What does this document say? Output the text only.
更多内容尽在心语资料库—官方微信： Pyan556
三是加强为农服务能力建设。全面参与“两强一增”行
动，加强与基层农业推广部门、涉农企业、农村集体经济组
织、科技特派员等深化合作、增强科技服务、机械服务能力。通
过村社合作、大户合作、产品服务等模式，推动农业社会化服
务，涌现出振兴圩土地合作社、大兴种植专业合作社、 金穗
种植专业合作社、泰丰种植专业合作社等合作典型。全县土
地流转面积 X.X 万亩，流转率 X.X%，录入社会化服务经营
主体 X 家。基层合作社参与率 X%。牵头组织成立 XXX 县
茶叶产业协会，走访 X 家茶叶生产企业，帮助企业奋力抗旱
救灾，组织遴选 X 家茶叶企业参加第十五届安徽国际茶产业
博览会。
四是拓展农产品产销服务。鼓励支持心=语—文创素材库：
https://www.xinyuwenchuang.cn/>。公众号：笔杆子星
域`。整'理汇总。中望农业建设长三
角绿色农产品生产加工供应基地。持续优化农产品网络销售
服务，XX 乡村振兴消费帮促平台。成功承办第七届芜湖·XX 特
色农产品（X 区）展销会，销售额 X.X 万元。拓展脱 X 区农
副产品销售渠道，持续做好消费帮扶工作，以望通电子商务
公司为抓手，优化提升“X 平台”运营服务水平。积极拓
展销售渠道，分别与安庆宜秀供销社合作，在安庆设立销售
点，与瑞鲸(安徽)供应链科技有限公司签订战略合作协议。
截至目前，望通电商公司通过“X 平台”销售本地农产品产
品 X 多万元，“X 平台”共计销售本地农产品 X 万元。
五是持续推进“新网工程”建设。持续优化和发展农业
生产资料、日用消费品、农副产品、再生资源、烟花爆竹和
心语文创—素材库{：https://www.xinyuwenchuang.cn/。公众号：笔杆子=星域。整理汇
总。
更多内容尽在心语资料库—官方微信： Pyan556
============================================================
Goal:
Every entry above needs to be quoted exactly.

Solution to this exercise:
What does this document say? Output the text only.
更多内容尽在心语资料库—官方微信： Pyan556
三是加强为农服务能力建设。全面参与“两强一增”行
动，加强与基层农业推广部门、涉农企业、农村集体经济组
织、科技特派员等深化合作、增强科技服务、机械服务能力。通
过村社合作、大户合作、产品服务等模式，推动农业社会化服
务，涌现出振兴圩土地合作社、大兴种植专业合作社、 金穗
种植专业合作社、泰丰种植专业合作社等合作典型。全县土
地流转面积 X.X 万亩，流转率 X.X%，录入社会化服务经营
主体 X 家。基层合作社参与率 X%。牵头组织成立 XXX 县
茶叶产业协会，走访 X 家茶叶生产企业，帮助企业奋力抗旱
救灾，组织遴选 X 家茶叶企业参加第十五届安徽国际茶产业
博览会。
四是拓展农产品产销服务。鼓励支持心=语—文创素材库：
https://www.xinyuwenchuang.cn/>。公众号：笔杆子星
域`。整'理汇总。中望农业建设长三
角绿色农产品生产加工供应基地。持续优化农产品网络销售
服务，XX 乡村振兴消费帮促平台。成功承办第七届芜湖·XX 特
色农产品（X 区）展销会，销售额 X.X 万元。拓展脱 X 区农
副产品销售渠道，持续做好消费帮扶工作，以望通电子商务
公司为抓手，优化提升“X 平台”运营服务水平。积极拓
展销售渠道，分别与安庆宜秀供销社合作，在安庆设立销售
点，与瑞鲸(安徽)供应链科技有限公司签订战略合作协议。
截至目前，望通电商公司通过“X 平台”销售本地农产品产
品 X 多万元，“X 平台”共计销售本地农产品 X 万元。
五是持续推进“新网工程”建设。持续优化和发展农业
生产资料、日用消费品、农副产品、再生资源、烟花爆竹和
心语文创—素材库{：https://www.xinyuwenchuang.cn/。公众号：笔杆子=星域。整理汇
总。
更多内容尽在心语资料库—官方微信： Pyan556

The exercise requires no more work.